▶ [OBJECTIVE]: Copy out each line featuring the string "category" from the entries beneath.
***** INPUT DATA
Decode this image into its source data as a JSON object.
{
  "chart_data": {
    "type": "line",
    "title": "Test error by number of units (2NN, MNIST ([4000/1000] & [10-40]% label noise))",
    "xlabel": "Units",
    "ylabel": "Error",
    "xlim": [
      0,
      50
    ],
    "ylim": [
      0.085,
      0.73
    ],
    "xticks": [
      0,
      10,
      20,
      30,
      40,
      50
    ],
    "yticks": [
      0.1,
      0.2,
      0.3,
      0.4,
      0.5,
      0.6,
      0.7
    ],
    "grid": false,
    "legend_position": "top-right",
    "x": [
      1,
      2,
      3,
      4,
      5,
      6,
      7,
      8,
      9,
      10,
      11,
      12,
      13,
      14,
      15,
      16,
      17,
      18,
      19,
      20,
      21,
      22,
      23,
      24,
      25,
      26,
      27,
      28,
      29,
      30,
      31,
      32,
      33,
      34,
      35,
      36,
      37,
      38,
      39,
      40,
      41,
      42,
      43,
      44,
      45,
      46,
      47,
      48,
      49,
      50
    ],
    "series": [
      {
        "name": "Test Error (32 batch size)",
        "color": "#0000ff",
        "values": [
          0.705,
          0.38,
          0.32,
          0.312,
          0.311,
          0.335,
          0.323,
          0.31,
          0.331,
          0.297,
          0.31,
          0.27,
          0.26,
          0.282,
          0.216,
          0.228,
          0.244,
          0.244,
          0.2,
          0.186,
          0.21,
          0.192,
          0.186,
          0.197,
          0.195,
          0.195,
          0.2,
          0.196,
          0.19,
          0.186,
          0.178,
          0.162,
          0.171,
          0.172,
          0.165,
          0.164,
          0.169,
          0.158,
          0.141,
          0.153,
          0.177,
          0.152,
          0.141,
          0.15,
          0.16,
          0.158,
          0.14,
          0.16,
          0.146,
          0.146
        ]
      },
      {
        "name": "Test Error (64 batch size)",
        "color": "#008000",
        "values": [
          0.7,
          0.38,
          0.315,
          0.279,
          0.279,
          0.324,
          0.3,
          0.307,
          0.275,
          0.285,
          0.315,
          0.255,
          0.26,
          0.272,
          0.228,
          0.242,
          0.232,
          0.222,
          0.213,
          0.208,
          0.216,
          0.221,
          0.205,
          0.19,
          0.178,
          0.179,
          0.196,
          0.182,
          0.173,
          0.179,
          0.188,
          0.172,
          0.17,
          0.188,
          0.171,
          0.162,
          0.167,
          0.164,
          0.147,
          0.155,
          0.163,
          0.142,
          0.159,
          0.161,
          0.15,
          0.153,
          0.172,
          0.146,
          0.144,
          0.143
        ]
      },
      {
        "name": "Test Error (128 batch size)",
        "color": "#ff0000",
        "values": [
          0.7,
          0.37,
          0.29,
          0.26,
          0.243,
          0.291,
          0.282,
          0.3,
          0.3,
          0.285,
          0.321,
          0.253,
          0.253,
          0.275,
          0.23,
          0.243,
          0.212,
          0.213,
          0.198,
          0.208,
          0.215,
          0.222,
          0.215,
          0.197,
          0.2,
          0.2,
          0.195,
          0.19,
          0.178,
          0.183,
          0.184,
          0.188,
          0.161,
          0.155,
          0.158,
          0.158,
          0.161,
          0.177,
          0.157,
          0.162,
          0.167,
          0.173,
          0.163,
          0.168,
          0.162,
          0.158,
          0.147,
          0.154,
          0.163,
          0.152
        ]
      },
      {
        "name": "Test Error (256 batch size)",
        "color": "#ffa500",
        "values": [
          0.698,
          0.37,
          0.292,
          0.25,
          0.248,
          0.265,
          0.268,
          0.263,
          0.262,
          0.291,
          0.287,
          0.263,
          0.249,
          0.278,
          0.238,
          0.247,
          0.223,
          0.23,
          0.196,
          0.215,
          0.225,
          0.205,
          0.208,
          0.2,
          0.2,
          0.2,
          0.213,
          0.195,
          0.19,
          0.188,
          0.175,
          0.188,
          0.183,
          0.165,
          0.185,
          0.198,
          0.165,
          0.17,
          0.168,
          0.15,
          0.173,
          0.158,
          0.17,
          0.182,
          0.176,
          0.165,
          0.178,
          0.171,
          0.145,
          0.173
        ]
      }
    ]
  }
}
**********
***** INPUT DATA
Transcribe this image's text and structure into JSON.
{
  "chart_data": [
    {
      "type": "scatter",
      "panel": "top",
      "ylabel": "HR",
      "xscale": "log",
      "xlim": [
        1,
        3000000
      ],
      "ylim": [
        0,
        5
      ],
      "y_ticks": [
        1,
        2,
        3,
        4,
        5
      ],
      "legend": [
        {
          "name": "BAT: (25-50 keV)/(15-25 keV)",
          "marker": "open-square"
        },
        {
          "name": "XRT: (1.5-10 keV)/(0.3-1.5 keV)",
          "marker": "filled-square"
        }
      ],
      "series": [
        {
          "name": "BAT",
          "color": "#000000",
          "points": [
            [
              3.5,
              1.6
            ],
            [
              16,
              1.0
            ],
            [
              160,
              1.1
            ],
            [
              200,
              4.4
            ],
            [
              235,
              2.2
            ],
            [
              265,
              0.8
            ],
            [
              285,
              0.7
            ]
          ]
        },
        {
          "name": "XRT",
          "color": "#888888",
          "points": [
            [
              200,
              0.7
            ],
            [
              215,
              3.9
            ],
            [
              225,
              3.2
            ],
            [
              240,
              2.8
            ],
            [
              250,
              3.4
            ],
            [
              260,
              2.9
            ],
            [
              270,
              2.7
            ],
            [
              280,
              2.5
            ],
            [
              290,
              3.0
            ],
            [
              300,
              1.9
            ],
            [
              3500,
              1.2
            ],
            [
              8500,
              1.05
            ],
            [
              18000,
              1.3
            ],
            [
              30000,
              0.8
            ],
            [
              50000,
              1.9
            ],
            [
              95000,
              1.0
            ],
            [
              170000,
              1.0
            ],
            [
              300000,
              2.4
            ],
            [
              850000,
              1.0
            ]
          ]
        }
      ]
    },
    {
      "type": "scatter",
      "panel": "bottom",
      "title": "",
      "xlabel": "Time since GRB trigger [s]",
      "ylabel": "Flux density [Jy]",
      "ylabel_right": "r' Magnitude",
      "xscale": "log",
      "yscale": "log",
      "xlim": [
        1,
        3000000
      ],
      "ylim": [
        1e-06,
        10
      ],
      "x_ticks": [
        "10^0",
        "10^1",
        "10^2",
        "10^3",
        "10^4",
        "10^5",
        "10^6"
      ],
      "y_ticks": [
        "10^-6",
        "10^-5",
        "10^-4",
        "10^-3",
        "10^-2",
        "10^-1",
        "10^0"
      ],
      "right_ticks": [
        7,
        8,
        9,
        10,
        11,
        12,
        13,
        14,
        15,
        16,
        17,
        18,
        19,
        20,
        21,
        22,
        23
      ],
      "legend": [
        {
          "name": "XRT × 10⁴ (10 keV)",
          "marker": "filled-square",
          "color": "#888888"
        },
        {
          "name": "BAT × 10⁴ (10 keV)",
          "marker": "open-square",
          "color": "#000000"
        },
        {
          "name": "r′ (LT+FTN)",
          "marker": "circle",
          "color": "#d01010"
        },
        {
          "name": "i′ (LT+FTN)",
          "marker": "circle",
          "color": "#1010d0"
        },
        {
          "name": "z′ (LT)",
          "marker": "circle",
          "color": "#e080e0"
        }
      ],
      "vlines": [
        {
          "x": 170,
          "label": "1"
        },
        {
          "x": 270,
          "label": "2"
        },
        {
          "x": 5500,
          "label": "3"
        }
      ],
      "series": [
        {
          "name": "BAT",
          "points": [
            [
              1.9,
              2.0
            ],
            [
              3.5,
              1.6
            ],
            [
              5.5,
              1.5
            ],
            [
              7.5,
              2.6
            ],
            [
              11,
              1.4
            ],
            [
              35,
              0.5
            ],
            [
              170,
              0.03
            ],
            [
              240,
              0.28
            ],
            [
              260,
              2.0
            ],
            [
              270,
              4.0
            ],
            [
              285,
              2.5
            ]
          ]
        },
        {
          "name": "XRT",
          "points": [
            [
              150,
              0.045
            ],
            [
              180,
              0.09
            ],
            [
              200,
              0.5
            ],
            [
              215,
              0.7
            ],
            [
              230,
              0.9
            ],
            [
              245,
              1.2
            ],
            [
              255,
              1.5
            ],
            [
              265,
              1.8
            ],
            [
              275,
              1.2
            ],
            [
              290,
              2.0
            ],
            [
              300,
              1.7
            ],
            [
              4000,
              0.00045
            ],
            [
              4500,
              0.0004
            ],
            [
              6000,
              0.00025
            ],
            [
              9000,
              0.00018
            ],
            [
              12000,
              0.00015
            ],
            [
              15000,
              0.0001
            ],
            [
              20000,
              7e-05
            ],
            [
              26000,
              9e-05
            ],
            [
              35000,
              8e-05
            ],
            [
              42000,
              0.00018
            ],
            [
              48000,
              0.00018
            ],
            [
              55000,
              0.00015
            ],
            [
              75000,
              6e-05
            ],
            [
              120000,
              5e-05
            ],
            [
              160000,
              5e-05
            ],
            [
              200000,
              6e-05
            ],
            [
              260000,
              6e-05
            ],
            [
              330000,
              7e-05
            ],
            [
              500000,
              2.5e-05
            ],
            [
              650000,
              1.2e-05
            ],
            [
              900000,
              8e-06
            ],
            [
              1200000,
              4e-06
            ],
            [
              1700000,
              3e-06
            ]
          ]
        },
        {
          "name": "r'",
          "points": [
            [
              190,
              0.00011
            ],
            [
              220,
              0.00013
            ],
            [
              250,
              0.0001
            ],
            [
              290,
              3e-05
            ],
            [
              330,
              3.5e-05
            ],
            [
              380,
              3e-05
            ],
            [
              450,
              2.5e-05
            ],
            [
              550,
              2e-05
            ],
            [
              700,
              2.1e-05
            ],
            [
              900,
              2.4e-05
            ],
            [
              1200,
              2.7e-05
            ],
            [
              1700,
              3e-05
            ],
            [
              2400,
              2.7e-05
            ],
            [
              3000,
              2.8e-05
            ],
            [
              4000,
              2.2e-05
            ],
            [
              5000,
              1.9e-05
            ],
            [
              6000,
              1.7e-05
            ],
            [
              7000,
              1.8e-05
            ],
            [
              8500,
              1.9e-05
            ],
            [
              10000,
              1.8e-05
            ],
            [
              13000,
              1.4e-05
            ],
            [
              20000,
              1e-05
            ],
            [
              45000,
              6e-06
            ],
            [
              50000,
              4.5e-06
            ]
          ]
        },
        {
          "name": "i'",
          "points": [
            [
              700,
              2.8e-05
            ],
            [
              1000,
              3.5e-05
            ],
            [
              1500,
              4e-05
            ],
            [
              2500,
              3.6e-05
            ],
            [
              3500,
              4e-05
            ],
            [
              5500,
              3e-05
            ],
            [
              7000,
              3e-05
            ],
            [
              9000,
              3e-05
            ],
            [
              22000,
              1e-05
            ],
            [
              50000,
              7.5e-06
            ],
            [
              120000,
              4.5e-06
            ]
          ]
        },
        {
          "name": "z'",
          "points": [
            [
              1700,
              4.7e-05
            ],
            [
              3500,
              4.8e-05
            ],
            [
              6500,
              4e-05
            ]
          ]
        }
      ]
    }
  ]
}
**********
***** INPUT DATA
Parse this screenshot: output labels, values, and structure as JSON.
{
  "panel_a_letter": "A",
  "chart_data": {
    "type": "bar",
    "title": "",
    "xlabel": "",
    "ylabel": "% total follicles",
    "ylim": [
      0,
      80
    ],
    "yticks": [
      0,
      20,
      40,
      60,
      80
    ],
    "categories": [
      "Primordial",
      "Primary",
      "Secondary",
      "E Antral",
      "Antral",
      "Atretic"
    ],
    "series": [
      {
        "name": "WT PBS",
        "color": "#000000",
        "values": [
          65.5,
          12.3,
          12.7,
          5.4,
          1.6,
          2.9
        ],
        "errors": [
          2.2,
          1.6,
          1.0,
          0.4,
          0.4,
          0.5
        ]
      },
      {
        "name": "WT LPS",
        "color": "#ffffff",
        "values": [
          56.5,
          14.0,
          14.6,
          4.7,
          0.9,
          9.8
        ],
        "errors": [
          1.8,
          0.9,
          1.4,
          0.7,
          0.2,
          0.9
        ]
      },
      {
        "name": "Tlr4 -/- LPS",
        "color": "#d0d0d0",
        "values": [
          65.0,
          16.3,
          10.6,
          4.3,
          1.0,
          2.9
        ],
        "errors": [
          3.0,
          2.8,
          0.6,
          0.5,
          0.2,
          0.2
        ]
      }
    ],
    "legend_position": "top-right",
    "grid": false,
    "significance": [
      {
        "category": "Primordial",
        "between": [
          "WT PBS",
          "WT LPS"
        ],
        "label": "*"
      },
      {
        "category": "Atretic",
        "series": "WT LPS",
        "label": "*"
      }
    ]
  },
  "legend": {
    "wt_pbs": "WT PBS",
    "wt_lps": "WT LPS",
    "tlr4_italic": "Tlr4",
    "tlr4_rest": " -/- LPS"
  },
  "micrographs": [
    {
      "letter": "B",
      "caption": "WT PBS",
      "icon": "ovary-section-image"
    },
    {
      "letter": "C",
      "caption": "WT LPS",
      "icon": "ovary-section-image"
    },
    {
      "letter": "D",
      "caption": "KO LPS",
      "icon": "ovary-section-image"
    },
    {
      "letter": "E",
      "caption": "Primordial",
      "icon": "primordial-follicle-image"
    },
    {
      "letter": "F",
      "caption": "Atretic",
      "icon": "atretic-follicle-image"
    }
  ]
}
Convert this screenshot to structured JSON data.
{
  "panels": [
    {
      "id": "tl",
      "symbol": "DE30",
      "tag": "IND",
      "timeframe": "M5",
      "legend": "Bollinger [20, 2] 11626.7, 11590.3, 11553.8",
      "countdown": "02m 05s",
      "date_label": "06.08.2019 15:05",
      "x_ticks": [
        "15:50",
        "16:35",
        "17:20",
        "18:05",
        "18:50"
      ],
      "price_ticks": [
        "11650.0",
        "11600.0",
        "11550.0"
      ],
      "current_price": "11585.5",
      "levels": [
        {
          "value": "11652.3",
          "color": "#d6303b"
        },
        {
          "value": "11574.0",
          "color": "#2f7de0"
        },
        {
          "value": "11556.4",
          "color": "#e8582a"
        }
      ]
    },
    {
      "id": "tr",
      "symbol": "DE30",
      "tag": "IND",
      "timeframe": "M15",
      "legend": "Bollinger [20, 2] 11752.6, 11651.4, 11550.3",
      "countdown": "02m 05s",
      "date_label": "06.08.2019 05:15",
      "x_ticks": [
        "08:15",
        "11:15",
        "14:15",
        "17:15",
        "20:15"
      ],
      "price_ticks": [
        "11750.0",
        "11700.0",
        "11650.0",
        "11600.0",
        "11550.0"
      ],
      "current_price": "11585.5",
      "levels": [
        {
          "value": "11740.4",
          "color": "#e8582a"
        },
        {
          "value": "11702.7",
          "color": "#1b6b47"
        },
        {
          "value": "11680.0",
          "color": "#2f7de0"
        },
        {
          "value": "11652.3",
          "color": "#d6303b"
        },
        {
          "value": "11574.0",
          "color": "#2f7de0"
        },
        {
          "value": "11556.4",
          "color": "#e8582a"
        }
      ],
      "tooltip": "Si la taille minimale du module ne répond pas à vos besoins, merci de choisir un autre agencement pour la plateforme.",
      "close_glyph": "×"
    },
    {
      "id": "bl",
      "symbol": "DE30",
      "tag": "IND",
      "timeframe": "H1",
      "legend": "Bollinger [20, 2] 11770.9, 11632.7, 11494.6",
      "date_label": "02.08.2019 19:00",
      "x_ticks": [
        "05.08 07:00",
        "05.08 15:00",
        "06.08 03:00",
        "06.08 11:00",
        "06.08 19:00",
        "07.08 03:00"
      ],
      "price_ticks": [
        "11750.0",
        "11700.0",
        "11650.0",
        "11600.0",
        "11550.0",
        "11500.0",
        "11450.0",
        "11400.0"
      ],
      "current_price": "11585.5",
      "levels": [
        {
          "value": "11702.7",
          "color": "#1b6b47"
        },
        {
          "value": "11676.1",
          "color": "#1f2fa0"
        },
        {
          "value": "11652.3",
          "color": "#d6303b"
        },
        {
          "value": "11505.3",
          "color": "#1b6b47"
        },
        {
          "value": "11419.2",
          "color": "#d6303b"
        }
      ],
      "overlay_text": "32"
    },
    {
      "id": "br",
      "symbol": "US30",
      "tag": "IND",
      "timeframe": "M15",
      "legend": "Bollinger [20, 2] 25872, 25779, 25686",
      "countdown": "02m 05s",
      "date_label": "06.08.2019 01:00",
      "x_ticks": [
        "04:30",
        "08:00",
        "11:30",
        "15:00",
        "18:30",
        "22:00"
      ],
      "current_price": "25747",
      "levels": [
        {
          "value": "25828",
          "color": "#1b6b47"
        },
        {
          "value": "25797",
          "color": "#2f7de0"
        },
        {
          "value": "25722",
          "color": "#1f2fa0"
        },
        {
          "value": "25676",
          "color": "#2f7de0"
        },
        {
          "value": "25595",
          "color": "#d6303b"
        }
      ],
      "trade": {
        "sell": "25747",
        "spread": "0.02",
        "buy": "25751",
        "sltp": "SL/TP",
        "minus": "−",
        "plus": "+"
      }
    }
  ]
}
**********
▶ [ANSWER]:
        "category": "Primordial",
        "category": "Atretic",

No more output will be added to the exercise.